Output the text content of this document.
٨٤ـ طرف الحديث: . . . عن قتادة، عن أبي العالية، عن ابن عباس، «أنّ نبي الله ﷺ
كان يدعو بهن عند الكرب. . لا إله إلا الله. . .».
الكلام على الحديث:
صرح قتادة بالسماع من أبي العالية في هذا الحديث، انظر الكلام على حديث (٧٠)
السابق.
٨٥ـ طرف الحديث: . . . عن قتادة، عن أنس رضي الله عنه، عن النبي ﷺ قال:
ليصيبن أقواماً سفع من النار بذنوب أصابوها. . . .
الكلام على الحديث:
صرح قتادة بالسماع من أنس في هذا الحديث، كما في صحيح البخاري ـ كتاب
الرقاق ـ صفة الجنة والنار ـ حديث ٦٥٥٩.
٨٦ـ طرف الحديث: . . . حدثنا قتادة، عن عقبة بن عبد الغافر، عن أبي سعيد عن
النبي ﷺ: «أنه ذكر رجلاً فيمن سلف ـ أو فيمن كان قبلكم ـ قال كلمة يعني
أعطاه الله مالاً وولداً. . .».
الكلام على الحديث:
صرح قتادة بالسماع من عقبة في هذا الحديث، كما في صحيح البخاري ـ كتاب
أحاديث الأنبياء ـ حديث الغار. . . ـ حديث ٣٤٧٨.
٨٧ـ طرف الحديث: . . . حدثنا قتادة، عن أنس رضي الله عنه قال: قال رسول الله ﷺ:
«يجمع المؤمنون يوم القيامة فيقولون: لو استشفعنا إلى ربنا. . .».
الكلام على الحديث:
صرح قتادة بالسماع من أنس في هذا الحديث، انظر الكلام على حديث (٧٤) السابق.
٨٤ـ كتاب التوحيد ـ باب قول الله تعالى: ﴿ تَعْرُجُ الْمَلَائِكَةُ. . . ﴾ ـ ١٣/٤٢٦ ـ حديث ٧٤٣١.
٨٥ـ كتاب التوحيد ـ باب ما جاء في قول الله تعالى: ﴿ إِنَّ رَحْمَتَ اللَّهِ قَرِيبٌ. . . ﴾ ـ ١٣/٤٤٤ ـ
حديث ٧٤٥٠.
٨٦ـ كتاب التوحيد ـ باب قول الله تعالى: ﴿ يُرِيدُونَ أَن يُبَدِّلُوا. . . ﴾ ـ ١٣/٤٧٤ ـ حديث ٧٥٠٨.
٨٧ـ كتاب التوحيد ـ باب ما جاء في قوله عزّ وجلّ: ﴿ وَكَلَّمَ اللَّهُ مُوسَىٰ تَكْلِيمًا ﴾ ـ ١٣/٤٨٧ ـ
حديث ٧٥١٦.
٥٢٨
· · ·
## [WHAT THE TASK ASKS]
Return each full line of the entries that contains the word "العالية".

## [EXERCISE SOLUTION]
٨٤ـ طرف الحديث: . . . عن قتادة، عن أبي العالية، عن ابن عباس، «أنّ نبي الله ﷺ
صرح قتادة بالسماع من أبي العالية في هذا الحديث، انظر الكلام على حديث (٧٠)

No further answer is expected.